# Problem details:
Quote the whole listing word for word. Do not include the pictures.

## START Data supplied

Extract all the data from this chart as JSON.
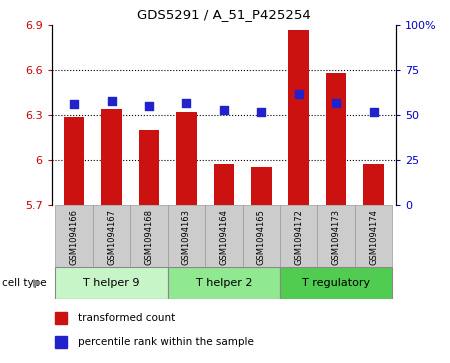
{
  "title": "GDS5291 / A_51_P425254",
  "samples": [
    "GSM1094166",
    "GSM1094167",
    "GSM1094168",
    "GSM1094163",
    "GSM1094164",
    "GSM1094165",
    "GSM1094172",
    "GSM1094173",
    "GSM1094174"
  ],
  "red_values": [
    6.285,
    6.34,
    6.2,
    6.32,
    5.975,
    5.955,
    6.87,
    6.585,
    5.975
  ],
  "blue_values": [
    56,
    58,
    55,
    57,
    53,
    52,
    62,
    57,
    52
  ],
  "ylim_left": [
    5.7,
    6.9
  ],
  "ylim_right": [
    0,
    100
  ],
  "yticks_left": [
    5.7,
    6.0,
    6.3,
    6.6,
    6.9
  ],
  "ytick_labels_left": [
    "5.7",
    "6",
    "6.3",
    "6.6",
    "6.9"
  ],
  "yticks_right": [
    0,
    25,
    50,
    75,
    100
  ],
  "ytick_labels_right": [
    "0",
    "25",
    "50",
    "75",
    "100%"
  ],
  "groups": [
    {
      "label": "T helper 9",
      "start": 0,
      "end": 2,
      "color": "#c8f5c8"
    },
    {
      "label": "T helper 2",
      "start": 3,
      "end": 5,
      "color": "#90e890"
    },
    {
      "label": "T regulatory",
      "start": 6,
      "end": 8,
      "color": "#50cc50"
    }
  ],
  "cell_type_label": "cell type",
  "legend_red": "transformed count",
  "legend_blue": "percentile rank within the sample",
  "bar_color": "#cc1111",
  "dot_color": "#2222cc",
  "bar_width": 0.55,
  "dot_size": 28,
  "sample_bg_color": "#cccccc"
}
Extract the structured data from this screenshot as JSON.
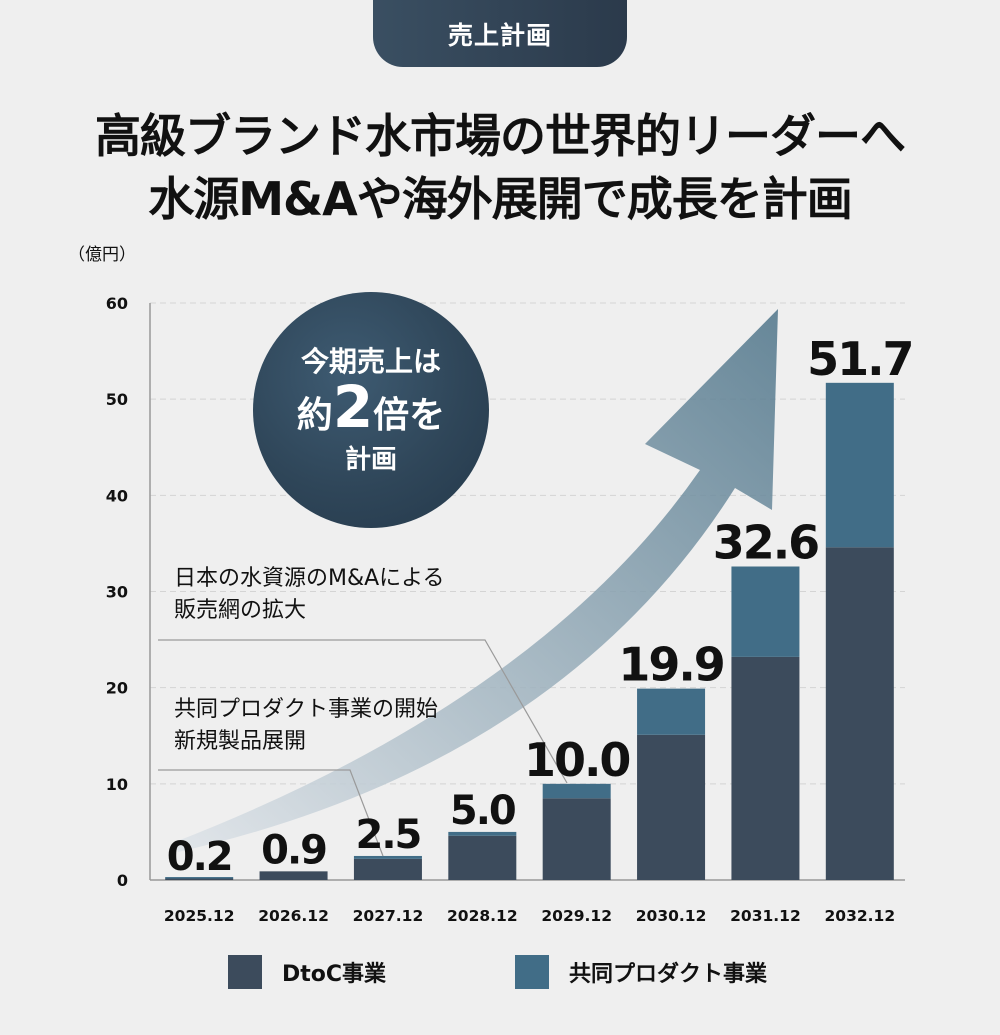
{
  "badge": "売上計画",
  "title": {
    "line1": "高級ブランド水市場の世界的リーダーへ",
    "line2": "水源M&Aや海外展開で成長を計画"
  },
  "circle": {
    "line1": "今期売上は",
    "pre": "約",
    "big": "2",
    "post": "倍を",
    "line3": "計画"
  },
  "notes": {
    "ma": [
      "日本の水資源のM&Aによる",
      "販売網の拡大"
    ],
    "joint": [
      "共同プロダクト事業の開始",
      "新規製品展開"
    ]
  },
  "colors": {
    "dtoc": "#3c4b5c",
    "joint": "#416d87",
    "arrow_start": "#dfe4e9",
    "arrow_end": "#4e7489"
  },
  "chart_data": {
    "type": "bar",
    "stacked": true,
    "unit_label": "（億円）",
    "categories": [
      "2025.12",
      "2026.12",
      "2027.12",
      "2028.12",
      "2029.12",
      "2030.12",
      "2031.12",
      "2032.12"
    ],
    "totals": [
      "0.2",
      "0.9",
      "2.5",
      "5.0",
      "10.0",
      "19.9",
      "32.6",
      "51.7"
    ],
    "series": [
      {
        "name": "DtoC事業",
        "values": [
          0.15,
          0.9,
          2.2,
          4.6,
          8.5,
          15.1,
          23.2,
          34.6
        ]
      },
      {
        "name": "共同プロダクト事業",
        "values": [
          0.05,
          0.0,
          0.3,
          0.4,
          1.5,
          4.8,
          9.4,
          17.1
        ]
      }
    ],
    "yticks": [
      "0",
      "10",
      "20",
      "30",
      "40",
      "50",
      "60"
    ],
    "ylim": [
      0,
      60
    ],
    "grid": true,
    "legend": "bottom"
  }
}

## END Data supplied

# Correct response:
Extract all the data from this chart as JSON.
{
  "title": "GDS5291 / A_51_P425254",
  "samples": [
    "GSM1094166",
    "GSM1094167",
    "GSM1094168",
    "GSM1094163",
    "GSM1094164",
    "GSM1094165",
    "GSM1094172",
    "GSM1094173",
    "GSM1094174"
  ],
  "red_values": [
    6.285,
    6.34,
    6.2,
    6.32,
    5.975,
    5.955,
    6.87,
    6.585,
    5.975
  ],
  "blue_values": [
    56,
    58,
    55,
    57,
    53,
    52,
    62,
    57,
    52
  ],
  "ylim_left": [
    5.7,
    6.9
  ],
  "ylim_right": [
    0,
    100
  ],
  "yticks_left": [
    5.7,
    6.0,
    6.3,
    6.6,
    6.9
  ],
  "ytick_labels_left": [
    "5.7",
    "6",
    "6.3",
    "6.6",
    "6.9"
  ],
  "yticks_right": [
    0,
    25,
    50,
    75,
    100
  ],
  "ytick_labels_right": [
    "0",
    "25",
    "50",
    "75",
    "100%"
  ],
  "groups": [
    {
      "label": "T helper 9",
      "start": 0,
      "end": 2,
      "color": "#c8f5c8"
    },
    {
      "label": "T helper 2",
      "start": 3,
      "end": 5,
      "color": "#90e890"
    },
    {
      "label": "T regulatory",
      "start": 6,
      "end": 8,
      "color": "#50cc50"
    }
  ],
  "cell_type_label": "cell type",
  "legend_red": "transformed count",
  "legend_blue": "percentile rank within the sample",
  "bar_color": "#cc1111",
  "dot_color": "#2222cc",
  "bar_width": 0.55,
  "dot_size": 28,
  "sample_bg_color": "#cccccc"
}
Extract the structured data from this screenshot as JSON.
{
  "badge": "売上計画",
  "title": {
    "line1": "高級ブランド水市場の世界的リーダーへ",
    "line2": "水源M&Aや海外展開で成長を計画"
  },
  "circle": {
    "line1": "今期売上は",
    "pre": "約",
    "big": "2",
    "post": "倍を",
    "line3": "計画"
  },
  "notes": {
    "ma": [
      "日本の水資源のM&Aによる",
      "販売網の拡大"
    ],
    "joint": [
      "共同プロダクト事業の開始",
      "新規製品展開"
    ]
  },
  "colors": {
    "dtoc": "#3c4b5c",
    "joint": "#416d87",
    "arrow_start": "#dfe4e9",
    "arrow_end": "#4e7489"
  },
  "chart_data": {
    "type": "bar",
    "stacked": true,
    "unit_label": "（億円）",
    "categories": [
      "2025.12",
      "2026.12",
      "2027.12",
      "2028.12",
      "2029.12",
      "2030.12",
      "2031.12",
      "2032.12"
    ],
    "totals": [
      "0.2",
      "0.9",
      "2.5",
      "5.0",
      "10.0",
      "19.9",
      "32.6",
      "51.7"
    ],
    "series": [
      {
        "name": "DtoC事業",
        "values": [
          0.15,
          0.9,
          2.2,
          4.6,
          8.5,
          15.1,
          23.2,
          34.6
        ]
      },
      {
        "name": "共同プロダクト事業",
        "values": [
          0.05,
          0.0,
          0.3,
          0.4,
          1.5,
          4.8,
          9.4,
          17.1
        ]
      }
    ],
    "yticks": [
      "0",
      "10",
      "20",
      "30",
      "40",
      "50",
      "60"
    ],
    "ylim": [
      0,
      60
    ],
    "grid": true,
    "legend": "bottom"
  }
}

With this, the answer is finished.